# Goal:
Copy out all the data, word for word.

# Given information:
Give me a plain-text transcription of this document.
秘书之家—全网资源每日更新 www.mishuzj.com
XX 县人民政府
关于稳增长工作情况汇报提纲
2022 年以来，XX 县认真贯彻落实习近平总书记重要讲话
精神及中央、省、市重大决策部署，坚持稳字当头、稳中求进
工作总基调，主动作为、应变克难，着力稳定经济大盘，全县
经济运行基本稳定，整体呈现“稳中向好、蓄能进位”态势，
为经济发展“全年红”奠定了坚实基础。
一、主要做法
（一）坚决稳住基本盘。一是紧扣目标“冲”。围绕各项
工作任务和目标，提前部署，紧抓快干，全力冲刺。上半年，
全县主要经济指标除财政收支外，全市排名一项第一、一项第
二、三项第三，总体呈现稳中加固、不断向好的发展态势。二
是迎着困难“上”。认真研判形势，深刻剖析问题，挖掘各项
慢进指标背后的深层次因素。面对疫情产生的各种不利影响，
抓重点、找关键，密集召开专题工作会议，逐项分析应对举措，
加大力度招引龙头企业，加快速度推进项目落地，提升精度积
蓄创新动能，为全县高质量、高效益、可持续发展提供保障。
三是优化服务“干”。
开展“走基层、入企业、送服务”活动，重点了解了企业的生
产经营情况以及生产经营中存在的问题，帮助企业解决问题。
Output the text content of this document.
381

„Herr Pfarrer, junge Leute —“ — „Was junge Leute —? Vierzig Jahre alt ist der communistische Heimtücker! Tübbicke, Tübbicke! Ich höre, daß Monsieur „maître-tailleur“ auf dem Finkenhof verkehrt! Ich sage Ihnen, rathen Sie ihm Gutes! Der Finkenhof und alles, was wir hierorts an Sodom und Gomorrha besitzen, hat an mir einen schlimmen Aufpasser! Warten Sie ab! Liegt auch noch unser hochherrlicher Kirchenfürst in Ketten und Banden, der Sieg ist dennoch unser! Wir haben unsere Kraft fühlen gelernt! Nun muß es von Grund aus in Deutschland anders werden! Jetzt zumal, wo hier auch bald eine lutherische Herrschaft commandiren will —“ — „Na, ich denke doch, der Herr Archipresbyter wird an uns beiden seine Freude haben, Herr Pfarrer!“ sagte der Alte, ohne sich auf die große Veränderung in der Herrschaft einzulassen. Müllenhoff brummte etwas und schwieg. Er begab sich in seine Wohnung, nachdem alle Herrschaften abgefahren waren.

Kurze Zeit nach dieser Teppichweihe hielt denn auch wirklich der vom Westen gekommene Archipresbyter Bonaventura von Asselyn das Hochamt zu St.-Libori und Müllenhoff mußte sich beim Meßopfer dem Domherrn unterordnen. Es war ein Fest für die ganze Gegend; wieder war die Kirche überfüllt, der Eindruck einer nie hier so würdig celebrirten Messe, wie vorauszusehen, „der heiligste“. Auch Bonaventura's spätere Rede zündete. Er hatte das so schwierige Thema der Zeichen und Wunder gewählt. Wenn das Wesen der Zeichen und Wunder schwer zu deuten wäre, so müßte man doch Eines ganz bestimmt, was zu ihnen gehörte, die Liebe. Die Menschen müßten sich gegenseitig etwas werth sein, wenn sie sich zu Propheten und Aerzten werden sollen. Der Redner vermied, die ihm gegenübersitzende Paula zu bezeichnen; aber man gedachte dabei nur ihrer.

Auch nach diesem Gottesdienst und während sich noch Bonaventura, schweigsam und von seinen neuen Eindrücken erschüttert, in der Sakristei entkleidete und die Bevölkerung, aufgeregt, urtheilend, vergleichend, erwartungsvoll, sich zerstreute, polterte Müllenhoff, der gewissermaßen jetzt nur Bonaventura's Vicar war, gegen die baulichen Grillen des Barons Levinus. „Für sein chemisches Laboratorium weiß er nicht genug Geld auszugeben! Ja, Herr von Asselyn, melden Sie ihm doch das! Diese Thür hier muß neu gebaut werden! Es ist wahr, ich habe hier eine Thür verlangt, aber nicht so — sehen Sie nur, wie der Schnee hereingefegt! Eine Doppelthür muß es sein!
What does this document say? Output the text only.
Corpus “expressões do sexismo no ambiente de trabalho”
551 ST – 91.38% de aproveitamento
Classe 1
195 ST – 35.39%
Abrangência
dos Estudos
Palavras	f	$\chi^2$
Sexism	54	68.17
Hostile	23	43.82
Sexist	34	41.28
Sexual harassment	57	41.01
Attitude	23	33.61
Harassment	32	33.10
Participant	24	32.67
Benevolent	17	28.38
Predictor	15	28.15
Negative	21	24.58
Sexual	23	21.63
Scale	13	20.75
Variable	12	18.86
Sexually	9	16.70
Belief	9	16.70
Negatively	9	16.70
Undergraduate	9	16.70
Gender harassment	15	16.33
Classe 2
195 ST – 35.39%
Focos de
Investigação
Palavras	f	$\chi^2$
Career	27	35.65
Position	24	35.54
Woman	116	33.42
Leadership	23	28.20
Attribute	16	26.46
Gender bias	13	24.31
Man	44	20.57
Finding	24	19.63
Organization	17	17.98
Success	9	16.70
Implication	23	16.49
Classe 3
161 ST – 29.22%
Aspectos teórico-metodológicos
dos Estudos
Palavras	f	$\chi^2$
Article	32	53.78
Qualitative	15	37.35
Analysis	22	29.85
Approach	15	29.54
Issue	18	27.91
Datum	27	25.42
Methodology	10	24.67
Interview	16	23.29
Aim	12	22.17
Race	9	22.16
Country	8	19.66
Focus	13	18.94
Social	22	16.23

# Exercise result:
Give me a plain-text transcription of this document.
秘书之家—全网资源每日更新 www.mishuzj.com
XX 县人民政府
关于稳增长工作情况汇报提纲
2022 年以来，XX 县认真贯彻落实习近平总书记重要讲话
精神及中央、省、市重大决策部署，坚持稳字当头、稳中求进
工作总基调，主动作为、应变克难，着力稳定经济大盘，全县
经济运行基本稳定，整体呈现“稳中向好、蓄能进位”态势，
为经济发展“全年红”奠定了坚实基础。
一、主要做法
（一）坚决稳住基本盘。一是紧扣目标“冲”。围绕各项
工作任务和目标，提前部署，紧抓快干，全力冲刺。上半年，
全县主要经济指标除财政收支外，全市排名一项第一、一项第
二、三项第三，总体呈现稳中加固、不断向好的发展态势。二
是迎着困难“上”。认真研判形势，深刻剖析问题，挖掘各项
慢进指标背后的深层次因素。面对疫情产生的各种不利影响，
抓重点、找关键，密集召开专题工作会议，逐项分析应对举措，
加大力度招引龙头企业，加快速度推进项目落地，提升精度积
蓄创新动能，为全县高质量、高效益、可持续发展提供保障。
三是优化服务“干”。
开展“走基层、入企业、送服务”活动，重点了解了企业的生
产经营情况以及生产经营中存在的问题，帮助企业解决问题。
Output the text content of this document.
381

„Herr Pfarrer, junge Leute —“ — „Was junge Leute —? Vierzig Jahre alt ist der communistische Heimtücker! Tübbicke, Tübbicke! Ich höre, daß Monsieur „maître-tailleur“ auf dem Finkenhof verkehrt! Ich sage Ihnen, rathen Sie ihm Gutes! Der Finkenhof und alles, was wir hierorts an Sodom und Gomorrha besitzen, hat an mir einen schlimmen Aufpasser! Warten Sie ab! Liegt auch noch unser hochherrlicher Kirchenfürst in Ketten und Banden, der Sieg ist dennoch unser! Wir haben unsere Kraft fühlen gelernt! Nun muß es von Grund aus in Deutschland anders werden! Jetzt zumal, wo hier auch bald eine lutherische Herrschaft commandiren will —“ — „Na, ich denke doch, der Herr Archipresbyter wird an uns beiden seine Freude haben, Herr Pfarrer!“ sagte der Alte, ohne sich auf die große Veränderung in der Herrschaft einzulassen. Müllenhoff brummte etwas und schwieg. Er begab sich in seine Wohnung, nachdem alle Herrschaften abgefahren waren.

Kurze Zeit nach dieser Teppichweihe hielt denn auch wirklich der vom Westen gekommene Archipresbyter Bonaventura von Asselyn das Hochamt zu St.-Libori und Müllenhoff mußte sich beim Meßopfer dem Domherrn unterordnen. Es war ein Fest für die ganze Gegend; wieder war die Kirche überfüllt, der Eindruck einer nie hier so würdig celebrirten Messe, wie vorauszusehen, „der heiligste“. Auch Bonaventura's spätere Rede zündete. Er hatte das so schwierige Thema der Zeichen und Wunder gewählt. Wenn das Wesen der Zeichen und Wunder schwer zu deuten wäre, so müßte man doch Eines ganz bestimmt, was zu ihnen gehörte, die Liebe. Die Menschen müßten sich gegenseitig etwas werth sein, wenn sie sich zu Propheten und Aerzten werden sollen. Der Redner vermied, die ihm gegenübersitzende Paula zu bezeichnen; aber man gedachte dabei nur ihrer.

Auch nach diesem Gottesdienst und während sich noch Bonaventura, schweigsam und von seinen neuen Eindrücken erschüttert, in der Sakristei entkleidete und die Bevölkerung, aufgeregt, urtheilend, vergleichend, erwartungsvoll, sich zerstreute, polterte Müllenhoff, der gewissermaßen jetzt nur Bonaventura's Vicar war, gegen die baulichen Grillen des Barons Levinus. „Für sein chemisches Laboratorium weiß er nicht genug Geld auszugeben! Ja, Herr von Asselyn, melden Sie ihm doch das! Diese Thür hier muß neu gebaut werden! Es ist wahr, ich habe hier eine Thür verlangt, aber nicht so — sehen Sie nur, wie der Schnee hereingefegt! Eine Doppelthür muß es sein!
What does this document say? Output the text only.
Corpus “expressões do sexismo no ambiente de trabalho”
551 ST – 91.38% de aproveitamento
Classe 1
195 ST – 35.39%
Abrangência
dos Estudos
Palavras	f	$\chi^2$
Sexism	54	68.17
Hostile	23	43.82
Sexist	34	41.28
Sexual harassment	57	41.01
Attitude	23	33.61
Harassment	32	33.10
Participant	24	32.67
Benevolent	17	28.38
Predictor	15	28.15
Negative	21	24.58
Sexual	23	21.63
Scale	13	20.75
Variable	12	18.86
Sexually	9	16.70
Belief	9	16.70
Negatively	9	16.70
Undergraduate	9	16.70
Gender harassment	15	16.33
Classe 2
195 ST – 35.39%
Focos de
Investigação
Palavras	f	$\chi^2$
Career	27	35.65
Position	24	35.54
Woman	116	33.42
Leadership	23	28.20
Attribute	16	26.46
Gender bias	13	24.31
Man	44	20.57
Finding	24	19.63
Organization	17	17.98
Success	9	16.70
Implication	23	16.49
Classe 3
161 ST – 29.22%
Aspectos teórico-metodológicos
dos Estudos
Palavras	f	$\chi^2$
Article	32	53.78
Qualitative	15	37.35
Analysis	22	29.85
Approach	15	29.54
Issue	18	27.91
Datum	27	25.42
Methodology	10	24.67
Interview	16	23.29
Aim	12	22.17
Race	9	22.16
Country	8	19.66
Focus	13	18.94
Social	22	16.23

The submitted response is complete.